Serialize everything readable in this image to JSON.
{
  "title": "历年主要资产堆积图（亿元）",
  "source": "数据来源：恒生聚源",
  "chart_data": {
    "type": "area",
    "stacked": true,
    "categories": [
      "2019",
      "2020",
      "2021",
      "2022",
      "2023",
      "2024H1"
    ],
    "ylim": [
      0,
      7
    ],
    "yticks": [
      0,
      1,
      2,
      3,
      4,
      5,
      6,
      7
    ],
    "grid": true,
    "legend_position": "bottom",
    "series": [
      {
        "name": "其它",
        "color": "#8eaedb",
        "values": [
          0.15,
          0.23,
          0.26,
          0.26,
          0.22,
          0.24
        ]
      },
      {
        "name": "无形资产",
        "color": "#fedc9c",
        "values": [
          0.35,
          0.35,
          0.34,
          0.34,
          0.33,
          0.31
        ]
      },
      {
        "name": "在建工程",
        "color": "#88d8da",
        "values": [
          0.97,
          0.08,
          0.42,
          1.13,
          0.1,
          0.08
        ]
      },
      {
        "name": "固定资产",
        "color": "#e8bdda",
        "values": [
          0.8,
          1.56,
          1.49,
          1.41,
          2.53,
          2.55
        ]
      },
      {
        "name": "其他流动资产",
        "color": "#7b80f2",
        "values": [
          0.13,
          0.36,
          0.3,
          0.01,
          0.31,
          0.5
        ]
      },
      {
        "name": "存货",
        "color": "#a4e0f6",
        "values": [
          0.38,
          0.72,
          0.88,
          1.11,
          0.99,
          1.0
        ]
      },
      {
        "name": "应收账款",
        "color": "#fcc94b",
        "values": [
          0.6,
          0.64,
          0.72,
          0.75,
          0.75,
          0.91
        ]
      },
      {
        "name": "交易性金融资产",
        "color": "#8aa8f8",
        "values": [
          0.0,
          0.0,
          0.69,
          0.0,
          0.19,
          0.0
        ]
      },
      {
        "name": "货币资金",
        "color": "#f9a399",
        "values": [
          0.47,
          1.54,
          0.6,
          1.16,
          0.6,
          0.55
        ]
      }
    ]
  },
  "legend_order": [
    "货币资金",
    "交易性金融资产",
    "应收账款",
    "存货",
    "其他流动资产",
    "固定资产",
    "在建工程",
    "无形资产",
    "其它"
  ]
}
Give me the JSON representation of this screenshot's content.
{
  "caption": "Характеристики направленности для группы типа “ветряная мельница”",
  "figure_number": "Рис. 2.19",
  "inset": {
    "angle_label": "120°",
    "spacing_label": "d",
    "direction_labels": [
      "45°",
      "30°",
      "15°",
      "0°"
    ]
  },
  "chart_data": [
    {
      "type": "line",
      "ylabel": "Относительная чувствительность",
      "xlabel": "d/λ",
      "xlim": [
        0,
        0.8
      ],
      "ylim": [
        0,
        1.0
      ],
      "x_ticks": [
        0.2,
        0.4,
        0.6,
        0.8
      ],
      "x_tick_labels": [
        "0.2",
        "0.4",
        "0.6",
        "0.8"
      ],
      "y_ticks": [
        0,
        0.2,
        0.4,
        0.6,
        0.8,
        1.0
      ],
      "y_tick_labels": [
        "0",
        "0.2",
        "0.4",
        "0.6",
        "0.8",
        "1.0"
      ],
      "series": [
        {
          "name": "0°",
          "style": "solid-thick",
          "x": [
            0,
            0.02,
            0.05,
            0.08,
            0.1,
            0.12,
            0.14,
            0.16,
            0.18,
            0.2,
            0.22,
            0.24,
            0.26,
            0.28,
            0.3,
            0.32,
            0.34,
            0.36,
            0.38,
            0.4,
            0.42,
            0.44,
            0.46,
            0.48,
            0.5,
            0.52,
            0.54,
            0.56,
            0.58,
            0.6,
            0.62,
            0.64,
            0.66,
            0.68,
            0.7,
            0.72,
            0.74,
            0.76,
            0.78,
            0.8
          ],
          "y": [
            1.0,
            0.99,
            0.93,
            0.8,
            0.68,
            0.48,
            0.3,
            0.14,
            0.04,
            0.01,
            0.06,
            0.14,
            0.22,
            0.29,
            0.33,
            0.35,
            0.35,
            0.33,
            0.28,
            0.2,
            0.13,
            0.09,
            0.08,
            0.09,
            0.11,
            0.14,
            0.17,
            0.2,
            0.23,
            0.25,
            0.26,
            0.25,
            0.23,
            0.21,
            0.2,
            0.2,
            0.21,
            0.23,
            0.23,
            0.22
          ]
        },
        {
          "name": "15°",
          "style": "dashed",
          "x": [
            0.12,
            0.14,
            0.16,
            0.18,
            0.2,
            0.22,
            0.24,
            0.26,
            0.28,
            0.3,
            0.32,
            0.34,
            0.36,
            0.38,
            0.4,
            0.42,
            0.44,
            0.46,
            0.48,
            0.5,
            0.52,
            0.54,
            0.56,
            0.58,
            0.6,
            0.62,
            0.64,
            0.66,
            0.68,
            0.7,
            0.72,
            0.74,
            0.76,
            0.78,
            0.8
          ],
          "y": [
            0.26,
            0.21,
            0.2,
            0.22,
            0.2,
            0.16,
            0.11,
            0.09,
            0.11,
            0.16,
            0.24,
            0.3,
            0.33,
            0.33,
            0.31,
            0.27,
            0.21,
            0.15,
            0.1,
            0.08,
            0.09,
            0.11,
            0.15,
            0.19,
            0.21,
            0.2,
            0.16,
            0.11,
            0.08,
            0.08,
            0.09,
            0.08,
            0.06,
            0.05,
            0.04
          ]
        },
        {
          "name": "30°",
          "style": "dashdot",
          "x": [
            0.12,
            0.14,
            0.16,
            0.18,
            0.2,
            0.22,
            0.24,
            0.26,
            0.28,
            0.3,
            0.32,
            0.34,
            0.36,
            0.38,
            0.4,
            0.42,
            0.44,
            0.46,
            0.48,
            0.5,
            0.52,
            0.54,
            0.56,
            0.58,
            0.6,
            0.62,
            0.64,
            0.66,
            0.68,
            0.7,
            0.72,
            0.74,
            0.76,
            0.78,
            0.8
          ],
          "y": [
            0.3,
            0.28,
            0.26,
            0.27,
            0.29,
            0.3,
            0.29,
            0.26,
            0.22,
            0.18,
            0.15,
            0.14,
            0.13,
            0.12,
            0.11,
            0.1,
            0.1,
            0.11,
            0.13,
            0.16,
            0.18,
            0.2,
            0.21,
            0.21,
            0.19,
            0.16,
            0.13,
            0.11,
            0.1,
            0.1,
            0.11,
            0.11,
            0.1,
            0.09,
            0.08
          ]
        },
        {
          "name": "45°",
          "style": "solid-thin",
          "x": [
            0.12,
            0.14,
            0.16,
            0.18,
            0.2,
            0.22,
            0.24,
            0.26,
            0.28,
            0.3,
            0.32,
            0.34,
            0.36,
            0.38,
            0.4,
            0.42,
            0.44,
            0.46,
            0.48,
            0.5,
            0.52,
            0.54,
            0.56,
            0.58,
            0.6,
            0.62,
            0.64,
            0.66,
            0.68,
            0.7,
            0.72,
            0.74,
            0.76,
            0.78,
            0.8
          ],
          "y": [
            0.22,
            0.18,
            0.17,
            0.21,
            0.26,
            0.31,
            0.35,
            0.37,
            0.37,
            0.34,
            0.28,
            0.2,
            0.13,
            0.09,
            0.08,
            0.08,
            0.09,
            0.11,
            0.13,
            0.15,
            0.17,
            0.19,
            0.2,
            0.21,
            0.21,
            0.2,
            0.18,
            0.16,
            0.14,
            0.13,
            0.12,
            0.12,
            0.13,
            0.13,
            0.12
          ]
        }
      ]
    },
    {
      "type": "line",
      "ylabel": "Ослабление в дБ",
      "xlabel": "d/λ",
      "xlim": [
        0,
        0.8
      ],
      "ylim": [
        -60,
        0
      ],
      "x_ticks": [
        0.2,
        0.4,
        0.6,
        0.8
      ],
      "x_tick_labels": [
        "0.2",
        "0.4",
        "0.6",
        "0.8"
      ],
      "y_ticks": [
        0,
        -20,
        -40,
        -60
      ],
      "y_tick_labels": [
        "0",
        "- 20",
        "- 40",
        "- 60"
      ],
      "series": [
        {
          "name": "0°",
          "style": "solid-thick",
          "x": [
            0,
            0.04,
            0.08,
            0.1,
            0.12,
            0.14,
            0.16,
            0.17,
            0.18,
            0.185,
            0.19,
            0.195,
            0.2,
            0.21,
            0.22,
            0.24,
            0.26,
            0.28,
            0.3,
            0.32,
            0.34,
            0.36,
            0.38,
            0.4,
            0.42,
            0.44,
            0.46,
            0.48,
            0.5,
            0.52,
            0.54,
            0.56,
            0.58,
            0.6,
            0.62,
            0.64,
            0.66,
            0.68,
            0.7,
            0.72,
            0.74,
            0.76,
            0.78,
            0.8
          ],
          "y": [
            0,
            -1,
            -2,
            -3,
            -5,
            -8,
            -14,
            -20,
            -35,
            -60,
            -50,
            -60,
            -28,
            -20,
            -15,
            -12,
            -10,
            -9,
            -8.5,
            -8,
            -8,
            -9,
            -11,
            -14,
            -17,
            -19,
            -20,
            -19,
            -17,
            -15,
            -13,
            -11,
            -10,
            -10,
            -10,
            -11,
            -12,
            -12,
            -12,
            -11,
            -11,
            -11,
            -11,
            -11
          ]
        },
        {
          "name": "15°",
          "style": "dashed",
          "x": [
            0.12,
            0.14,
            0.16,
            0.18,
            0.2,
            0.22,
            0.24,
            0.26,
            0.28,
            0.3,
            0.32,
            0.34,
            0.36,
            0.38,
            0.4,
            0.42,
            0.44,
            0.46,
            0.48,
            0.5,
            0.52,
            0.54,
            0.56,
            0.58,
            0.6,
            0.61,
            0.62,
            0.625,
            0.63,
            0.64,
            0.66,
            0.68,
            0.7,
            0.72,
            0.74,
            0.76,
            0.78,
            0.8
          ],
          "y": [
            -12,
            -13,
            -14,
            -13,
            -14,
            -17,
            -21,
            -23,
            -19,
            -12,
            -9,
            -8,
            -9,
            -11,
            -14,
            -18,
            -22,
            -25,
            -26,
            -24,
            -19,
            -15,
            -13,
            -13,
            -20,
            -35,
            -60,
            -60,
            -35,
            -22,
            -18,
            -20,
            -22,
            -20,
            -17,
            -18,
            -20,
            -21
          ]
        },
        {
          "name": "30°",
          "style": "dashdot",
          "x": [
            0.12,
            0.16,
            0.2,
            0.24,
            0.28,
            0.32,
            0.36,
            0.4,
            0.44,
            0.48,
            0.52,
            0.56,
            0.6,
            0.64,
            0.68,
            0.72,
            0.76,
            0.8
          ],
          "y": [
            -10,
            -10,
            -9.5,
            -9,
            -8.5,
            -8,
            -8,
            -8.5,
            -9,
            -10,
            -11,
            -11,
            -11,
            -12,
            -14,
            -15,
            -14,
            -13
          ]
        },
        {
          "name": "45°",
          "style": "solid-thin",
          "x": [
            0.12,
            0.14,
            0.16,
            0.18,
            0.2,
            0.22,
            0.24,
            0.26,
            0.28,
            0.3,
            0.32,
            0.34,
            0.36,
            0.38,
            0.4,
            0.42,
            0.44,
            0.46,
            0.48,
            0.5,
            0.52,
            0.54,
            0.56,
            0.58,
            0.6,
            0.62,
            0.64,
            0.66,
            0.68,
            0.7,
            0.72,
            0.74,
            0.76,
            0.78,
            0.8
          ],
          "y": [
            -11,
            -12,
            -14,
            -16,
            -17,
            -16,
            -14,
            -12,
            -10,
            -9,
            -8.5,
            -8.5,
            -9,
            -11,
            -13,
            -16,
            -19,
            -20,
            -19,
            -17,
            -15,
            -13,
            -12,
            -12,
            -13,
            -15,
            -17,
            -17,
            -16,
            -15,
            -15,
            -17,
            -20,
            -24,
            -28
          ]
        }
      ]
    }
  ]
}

**Given problem:**
Give only the number of lines in the records that include the word "this".

**Exercise output:**
2